Restate the complete material exactly.

(Data listing)
*****

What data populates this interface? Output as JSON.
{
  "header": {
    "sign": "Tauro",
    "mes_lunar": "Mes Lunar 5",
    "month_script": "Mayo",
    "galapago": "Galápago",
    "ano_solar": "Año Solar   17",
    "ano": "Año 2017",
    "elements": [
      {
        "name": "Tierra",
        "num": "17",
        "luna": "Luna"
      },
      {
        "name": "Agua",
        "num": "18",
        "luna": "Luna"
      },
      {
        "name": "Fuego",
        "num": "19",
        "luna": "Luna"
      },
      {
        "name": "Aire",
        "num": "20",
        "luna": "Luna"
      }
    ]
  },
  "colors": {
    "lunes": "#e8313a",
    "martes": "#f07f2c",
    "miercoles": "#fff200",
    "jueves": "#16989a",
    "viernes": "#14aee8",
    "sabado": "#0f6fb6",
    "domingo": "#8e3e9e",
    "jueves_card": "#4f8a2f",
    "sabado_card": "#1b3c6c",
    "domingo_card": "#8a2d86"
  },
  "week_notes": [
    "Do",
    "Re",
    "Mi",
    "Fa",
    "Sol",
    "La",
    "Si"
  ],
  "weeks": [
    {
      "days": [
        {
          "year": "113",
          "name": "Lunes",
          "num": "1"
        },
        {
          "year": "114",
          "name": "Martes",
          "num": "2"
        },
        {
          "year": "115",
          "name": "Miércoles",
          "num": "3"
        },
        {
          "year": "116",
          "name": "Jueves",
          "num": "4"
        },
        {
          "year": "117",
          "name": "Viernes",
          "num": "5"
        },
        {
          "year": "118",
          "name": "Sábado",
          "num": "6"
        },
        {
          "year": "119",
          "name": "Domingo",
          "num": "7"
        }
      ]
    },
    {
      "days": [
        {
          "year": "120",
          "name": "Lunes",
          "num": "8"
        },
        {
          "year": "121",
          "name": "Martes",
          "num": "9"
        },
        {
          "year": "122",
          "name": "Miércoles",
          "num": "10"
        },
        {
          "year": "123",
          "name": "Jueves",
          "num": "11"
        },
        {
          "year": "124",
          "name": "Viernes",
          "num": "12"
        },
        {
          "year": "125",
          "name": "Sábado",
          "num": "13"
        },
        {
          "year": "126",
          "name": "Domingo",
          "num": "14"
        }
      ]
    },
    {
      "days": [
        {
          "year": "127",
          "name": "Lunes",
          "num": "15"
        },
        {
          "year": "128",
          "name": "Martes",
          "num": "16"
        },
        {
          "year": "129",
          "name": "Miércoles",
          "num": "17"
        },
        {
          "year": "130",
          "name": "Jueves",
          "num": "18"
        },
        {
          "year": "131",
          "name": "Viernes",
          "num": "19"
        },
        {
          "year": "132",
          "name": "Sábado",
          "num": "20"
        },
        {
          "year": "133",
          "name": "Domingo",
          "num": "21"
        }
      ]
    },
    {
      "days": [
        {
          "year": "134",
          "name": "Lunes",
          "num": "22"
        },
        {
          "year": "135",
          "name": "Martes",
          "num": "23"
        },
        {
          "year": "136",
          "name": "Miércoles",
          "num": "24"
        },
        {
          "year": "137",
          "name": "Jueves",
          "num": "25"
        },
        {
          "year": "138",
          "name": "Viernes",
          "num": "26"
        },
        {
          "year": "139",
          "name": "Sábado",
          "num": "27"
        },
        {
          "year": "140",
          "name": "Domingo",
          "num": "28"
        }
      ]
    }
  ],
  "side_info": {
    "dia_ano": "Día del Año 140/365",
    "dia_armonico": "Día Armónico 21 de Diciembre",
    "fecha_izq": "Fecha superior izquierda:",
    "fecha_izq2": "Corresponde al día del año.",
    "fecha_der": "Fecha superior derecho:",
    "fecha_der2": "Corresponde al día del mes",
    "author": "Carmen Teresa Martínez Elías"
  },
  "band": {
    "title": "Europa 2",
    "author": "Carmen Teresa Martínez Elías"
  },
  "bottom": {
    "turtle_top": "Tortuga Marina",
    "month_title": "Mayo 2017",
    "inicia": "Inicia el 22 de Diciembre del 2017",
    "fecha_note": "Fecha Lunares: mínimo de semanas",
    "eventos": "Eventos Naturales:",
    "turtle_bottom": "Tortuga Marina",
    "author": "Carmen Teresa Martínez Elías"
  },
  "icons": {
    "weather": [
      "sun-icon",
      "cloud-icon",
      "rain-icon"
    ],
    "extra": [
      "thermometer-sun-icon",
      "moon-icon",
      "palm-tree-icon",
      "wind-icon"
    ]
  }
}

*****

- FINISHED EXERCISE
What data populates this interface? Output as JSON.
{
  "header": {
    "sign": "Tauro",
    "mes_lunar": "Mes Lunar 5",
    "month_script": "Mayo",
    "galapago": "Galápago",
    "ano_solar": "Año Solar   17",
    "ano": "Año 2017",
    "elements": [
      {
        "name": "Tierra",
        "num": "17",
        "luna": "Luna"
      },
      {
        "name": "Agua",
        "num": "18",
        "luna": "Luna"
      },
      {
        "name": "Fuego",
        "num": "19",
        "luna": "Luna"
      },
      {
        "name": "Aire",
        "num": "20",
        "luna": "Luna"
      }
    ]
  },
  "colors": {
    "lunes": "#e8313a",
    "martes": "#f07f2c",
    "miercoles": "#fff200",
    "jueves": "#16989a",
    "viernes": "#14aee8",
    "sabado": "#0f6fb6",
    "domingo": "#8e3e9e",
    "jueves_card": "#4f8a2f",
    "sabado_card": "#1b3c6c",
    "domingo_card": "#8a2d86"
  },
  "week_notes": [
    "Do",
    "Re",
    "Mi",
    "Fa",
    "Sol",
    "La",
    "Si"
  ],
  "weeks": [
    {
      "days": [
        {
          "year": "113",
          "name": "Lunes",
          "num": "1"
        },
        {
          "year": "114",
          "name": "Martes",
          "num": "2"
        },
        {
          "year": "115",
          "name": "Miércoles",
          "num": "3"
        },
        {
          "year": "116",
          "name": "Jueves",
          "num": "4"
        },
        {
          "year": "117",
          "name": "Viernes",
          "num": "5"
        },
        {
          "year": "118",
          "name": "Sábado",
          "num": "6"
        },
        {
          "year": "119",
          "name": "Domingo",
          "num": "7"
        }
      ]
    },
    {
      "days": [
        {
          "year": "120",
          "name": "Lunes",
          "num": "8"
        },
        {
          "year": "121",
          "name": "Martes",
          "num": "9"
        },
        {
          "year": "122",
          "name": "Miércoles",
          "num": "10"
        },
        {
          "year": "123",
          "name": "Jueves",
          "num": "11"
        },
        {
          "year": "124",
          "name": "Viernes",
          "num": "12"
        },
        {
          "year": "125",
          "name": "Sábado",
          "num": "13"
        },
        {
          "year": "126",
          "name": "Domingo",
          "num": "14"
        }
      ]
    },
    {
      "days": [
        {
          "year": "127",
          "name": "Lunes",
          "num": "15"
        },
        {
          "year": "128",
          "name": "Martes",
          "num": "16"
        },
        {
          "year": "129",
          "name": "Miércoles",
          "num": "17"
        },
        {
          "year": "130",
          "name": "Jueves",
          "num": "18"
        },
        {
          "year": "131",
          "name": "Viernes",
          "num": "19"
        },
        {
          "year": "132",
          "name": "Sábado",
          "num": "20"
        },
        {
          "year": "133",
          "name": "Domingo",
          "num": "21"
        }
      ]
    },
    {
      "days": [
        {
          "year": "134",
          "name": "Lunes",
          "num": "22"
        },
        {
          "year": "135",
          "name": "Martes",
          "num": "23"
        },
        {
          "year": "136",
          "name": "Miércoles",
          "num": "24"
        },
        {
          "year": "137",
          "name": "Jueves",
          "num": "25"
        },
        {
          "year": "138",
          "name": "Viernes",
          "num": "26"
        },
        {
          "year": "139",
          "name": "Sábado",
          "num": "27"
        },
        {
          "year": "140",
          "name": "Domingo",
          "num": "28"
        }
      ]
    }
  ],
  "side_info": {
    "dia_ano": "Día del Año 140/365",
    "dia_armonico": "Día Armónico 21 de Diciembre",
    "fecha_izq": "Fecha superior izquierda:",
    "fecha_izq2": "Corresponde al día del año.",
    "fecha_der": "Fecha superior derecho:",
    "fecha_der2": "Corresponde al día del mes",
    "author": "Carmen Teresa Martínez Elías"
  },
  "band": {
    "title": "Europa 2",
    "author": "Carmen Teresa Martínez Elías"
  },
  "bottom": {
    "turtle_top": "Tortuga Marina",
    "month_title": "Mayo 2017",
    "inicia": "Inicia el 22 de Diciembre del 2017",
    "fecha_note": "Fecha Lunares: mínimo de semanas",
    "eventos": "Eventos Naturales:",
    "turtle_bottom": "Tortuga Marina",
    "author": "Carmen Teresa Martínez Elías"
  },
  "icons": {
    "weather": [
      "sun-icon",
      "cloud-icon",
      "rain-icon"
    ],
    "extra": [
      "thermometer-sun-icon",
      "moon-icon",
      "palm-tree-icon",
      "wind-icon"
    ]
  }
}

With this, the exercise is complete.